__GIVEN REQUEST__: Locate each line in the data below that contains the string "更加深刻领会到", and copy those lines. Treat the match as case-sensitive.

(Layout dataset entries)
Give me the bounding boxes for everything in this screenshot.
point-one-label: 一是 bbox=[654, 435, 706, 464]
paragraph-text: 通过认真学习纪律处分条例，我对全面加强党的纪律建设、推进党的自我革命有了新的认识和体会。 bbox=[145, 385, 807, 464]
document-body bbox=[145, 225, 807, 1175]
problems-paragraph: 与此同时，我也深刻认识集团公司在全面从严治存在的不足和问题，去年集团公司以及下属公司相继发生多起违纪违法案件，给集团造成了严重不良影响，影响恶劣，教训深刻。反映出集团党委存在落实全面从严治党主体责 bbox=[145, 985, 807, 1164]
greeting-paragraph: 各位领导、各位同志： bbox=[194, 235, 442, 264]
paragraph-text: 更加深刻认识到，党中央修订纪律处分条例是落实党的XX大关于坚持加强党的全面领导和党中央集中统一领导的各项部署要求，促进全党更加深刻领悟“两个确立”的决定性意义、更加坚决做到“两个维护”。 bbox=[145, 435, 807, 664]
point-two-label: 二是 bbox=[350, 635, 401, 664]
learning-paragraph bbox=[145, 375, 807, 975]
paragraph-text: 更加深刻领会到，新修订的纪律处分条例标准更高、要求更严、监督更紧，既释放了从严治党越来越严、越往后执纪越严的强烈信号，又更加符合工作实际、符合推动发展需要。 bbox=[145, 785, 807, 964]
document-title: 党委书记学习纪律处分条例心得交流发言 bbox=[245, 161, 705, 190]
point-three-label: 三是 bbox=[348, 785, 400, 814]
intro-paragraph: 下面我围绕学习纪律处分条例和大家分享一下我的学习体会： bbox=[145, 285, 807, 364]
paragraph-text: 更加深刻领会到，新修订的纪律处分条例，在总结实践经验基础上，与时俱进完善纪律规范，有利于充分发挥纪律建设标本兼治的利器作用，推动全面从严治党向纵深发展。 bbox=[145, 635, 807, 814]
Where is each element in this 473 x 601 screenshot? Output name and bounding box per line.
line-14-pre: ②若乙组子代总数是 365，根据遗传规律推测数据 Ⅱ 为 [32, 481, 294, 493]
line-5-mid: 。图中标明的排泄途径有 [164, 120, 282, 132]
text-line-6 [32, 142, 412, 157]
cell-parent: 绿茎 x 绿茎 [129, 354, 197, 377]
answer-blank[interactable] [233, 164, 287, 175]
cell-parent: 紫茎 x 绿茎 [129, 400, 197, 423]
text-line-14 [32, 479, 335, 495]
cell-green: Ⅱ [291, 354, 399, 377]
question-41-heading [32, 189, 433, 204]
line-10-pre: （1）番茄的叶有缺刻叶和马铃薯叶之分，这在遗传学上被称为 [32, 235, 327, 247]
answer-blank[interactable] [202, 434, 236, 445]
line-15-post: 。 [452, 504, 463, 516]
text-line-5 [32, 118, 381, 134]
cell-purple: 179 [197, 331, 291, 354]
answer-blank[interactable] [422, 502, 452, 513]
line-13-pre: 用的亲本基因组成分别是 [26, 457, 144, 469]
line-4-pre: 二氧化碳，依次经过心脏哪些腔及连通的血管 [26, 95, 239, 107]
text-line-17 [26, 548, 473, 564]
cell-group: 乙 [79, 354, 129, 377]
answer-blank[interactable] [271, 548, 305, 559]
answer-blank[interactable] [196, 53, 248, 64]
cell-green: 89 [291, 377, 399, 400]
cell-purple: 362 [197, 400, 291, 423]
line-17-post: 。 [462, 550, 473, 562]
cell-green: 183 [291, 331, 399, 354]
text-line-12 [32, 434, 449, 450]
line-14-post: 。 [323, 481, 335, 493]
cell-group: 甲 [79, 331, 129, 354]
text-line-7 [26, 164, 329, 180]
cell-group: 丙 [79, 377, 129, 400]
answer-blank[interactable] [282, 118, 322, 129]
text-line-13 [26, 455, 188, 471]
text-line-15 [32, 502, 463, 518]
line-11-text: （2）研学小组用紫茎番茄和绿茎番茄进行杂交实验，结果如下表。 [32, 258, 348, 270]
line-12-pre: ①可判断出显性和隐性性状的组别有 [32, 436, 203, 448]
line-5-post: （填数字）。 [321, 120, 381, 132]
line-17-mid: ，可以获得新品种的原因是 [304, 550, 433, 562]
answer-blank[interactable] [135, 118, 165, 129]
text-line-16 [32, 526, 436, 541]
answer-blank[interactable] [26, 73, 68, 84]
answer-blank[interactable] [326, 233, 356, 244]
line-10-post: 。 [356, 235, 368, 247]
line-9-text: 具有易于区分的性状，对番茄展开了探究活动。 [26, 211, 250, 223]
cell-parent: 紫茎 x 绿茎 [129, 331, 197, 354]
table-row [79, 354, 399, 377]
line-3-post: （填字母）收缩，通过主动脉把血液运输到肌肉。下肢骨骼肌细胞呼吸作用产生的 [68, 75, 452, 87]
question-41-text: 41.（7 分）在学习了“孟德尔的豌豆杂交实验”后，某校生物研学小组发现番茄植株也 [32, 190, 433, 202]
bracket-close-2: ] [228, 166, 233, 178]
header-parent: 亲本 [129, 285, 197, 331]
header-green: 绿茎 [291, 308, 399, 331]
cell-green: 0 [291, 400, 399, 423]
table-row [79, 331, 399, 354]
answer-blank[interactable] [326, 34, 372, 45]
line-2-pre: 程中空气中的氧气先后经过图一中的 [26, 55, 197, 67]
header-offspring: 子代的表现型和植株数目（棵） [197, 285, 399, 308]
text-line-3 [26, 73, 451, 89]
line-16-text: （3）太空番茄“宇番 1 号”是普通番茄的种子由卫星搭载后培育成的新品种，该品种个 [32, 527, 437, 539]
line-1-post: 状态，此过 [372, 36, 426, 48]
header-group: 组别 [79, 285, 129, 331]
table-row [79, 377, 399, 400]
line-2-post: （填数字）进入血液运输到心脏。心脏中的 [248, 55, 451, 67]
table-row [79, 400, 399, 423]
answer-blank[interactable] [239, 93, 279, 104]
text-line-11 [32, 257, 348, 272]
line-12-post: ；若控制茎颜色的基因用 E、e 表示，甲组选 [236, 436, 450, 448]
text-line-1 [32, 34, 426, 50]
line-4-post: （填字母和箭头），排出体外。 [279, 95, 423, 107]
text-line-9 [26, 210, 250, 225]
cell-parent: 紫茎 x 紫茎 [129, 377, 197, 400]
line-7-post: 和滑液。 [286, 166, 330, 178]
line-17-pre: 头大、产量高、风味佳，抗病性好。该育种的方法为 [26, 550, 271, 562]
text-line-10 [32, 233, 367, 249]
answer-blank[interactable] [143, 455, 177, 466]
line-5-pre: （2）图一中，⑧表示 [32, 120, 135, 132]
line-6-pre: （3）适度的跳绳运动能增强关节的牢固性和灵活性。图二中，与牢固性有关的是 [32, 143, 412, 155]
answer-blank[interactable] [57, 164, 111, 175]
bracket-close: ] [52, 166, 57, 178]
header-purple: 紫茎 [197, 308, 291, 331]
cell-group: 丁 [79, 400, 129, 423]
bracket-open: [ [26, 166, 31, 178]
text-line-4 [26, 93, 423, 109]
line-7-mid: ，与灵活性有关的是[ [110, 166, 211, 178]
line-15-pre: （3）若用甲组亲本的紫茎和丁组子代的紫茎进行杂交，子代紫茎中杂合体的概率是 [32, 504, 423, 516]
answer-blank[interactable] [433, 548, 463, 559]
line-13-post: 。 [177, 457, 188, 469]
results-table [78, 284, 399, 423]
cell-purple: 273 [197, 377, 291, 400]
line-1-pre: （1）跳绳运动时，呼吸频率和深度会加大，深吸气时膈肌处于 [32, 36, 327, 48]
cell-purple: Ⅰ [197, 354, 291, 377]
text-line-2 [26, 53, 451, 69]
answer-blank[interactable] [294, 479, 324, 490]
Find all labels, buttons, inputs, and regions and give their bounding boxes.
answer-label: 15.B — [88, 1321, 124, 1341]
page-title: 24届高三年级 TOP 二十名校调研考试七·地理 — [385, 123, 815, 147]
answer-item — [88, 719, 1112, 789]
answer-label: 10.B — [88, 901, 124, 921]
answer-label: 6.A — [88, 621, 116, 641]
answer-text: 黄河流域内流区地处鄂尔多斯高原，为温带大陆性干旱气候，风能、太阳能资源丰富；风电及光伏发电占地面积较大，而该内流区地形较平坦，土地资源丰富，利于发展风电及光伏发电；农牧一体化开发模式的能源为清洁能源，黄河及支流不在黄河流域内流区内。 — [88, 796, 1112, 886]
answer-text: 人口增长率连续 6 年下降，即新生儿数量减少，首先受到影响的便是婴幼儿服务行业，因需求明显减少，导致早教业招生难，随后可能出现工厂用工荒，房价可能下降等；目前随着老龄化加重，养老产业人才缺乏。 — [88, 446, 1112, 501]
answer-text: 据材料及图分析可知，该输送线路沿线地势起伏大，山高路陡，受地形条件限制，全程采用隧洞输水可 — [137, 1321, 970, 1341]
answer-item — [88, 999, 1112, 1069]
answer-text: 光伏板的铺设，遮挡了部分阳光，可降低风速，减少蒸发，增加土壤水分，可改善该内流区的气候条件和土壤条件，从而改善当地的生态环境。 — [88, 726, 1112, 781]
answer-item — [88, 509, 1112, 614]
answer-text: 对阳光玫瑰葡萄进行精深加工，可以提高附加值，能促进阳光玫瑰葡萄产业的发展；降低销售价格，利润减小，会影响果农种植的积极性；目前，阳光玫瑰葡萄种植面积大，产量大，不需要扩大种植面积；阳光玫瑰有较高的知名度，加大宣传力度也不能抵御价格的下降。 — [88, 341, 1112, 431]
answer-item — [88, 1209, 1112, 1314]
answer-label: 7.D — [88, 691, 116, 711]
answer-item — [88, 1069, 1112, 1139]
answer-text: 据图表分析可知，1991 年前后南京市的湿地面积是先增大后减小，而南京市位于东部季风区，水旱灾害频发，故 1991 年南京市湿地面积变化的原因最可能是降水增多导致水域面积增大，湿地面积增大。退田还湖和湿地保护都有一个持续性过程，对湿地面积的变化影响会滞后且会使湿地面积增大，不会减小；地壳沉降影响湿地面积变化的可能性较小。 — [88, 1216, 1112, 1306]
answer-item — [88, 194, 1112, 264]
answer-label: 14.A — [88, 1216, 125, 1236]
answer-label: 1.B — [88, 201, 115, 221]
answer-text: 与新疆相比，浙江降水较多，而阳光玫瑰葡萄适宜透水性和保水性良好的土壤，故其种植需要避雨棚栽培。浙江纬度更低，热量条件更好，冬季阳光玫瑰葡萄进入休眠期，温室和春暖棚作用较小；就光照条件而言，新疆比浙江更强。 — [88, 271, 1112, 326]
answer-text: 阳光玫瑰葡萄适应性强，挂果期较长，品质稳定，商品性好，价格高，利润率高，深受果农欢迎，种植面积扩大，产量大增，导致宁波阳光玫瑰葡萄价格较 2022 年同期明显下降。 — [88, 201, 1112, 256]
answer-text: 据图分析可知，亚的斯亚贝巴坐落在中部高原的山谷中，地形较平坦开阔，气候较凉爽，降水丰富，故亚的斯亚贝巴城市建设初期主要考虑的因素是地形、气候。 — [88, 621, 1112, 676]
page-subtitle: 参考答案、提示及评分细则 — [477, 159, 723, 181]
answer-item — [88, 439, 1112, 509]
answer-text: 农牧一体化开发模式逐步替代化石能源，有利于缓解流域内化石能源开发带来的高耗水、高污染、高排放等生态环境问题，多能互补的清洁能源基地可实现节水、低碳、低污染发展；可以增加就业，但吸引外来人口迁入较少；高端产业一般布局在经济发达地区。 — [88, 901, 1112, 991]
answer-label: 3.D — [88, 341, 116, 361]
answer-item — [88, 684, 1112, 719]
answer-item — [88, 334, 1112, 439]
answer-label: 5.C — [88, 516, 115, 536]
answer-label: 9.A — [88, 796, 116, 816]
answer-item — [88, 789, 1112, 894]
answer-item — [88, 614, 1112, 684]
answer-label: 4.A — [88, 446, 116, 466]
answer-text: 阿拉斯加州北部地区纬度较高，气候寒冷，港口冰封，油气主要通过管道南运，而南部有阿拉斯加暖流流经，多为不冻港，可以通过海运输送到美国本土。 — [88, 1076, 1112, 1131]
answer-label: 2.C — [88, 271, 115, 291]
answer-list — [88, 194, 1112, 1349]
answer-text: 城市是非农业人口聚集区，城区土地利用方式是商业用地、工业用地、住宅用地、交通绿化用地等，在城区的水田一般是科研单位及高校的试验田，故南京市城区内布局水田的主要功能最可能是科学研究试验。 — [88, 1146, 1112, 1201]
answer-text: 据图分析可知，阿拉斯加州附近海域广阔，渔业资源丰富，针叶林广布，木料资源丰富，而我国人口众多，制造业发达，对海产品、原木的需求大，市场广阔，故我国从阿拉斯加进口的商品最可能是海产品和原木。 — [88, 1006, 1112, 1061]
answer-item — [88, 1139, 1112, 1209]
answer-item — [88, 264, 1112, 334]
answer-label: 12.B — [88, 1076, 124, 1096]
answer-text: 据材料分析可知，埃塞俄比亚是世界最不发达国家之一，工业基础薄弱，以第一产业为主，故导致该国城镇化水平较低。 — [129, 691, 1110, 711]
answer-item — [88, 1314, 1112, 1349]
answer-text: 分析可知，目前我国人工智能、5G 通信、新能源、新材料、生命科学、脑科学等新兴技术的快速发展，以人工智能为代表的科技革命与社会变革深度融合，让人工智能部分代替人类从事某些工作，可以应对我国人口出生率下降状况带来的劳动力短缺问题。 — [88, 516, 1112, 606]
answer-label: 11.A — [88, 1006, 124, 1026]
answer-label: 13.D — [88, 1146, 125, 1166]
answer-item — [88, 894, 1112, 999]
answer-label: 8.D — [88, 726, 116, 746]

__SOLUTION TO THE PROBLEM__:
paragraph-text: 更加深刻领会到，新修订的纪律处分条例标准更高、要求更严、监督更紧，既释放了从严治党越来越严、越往后执纪越严的强烈信号，又更加符合工作实际、符合推动发展需要。 bbox=[145, 785, 807, 964]
paragraph-text: 更加深刻领会到，新修订的纪律处分条例，在总结实践经验基础上，与时俱进完善纪律规范，有利于充分发挥纪律建设标本兼治的利器作用，推动全面从严治党向纵深发展。 bbox=[145, 635, 807, 814]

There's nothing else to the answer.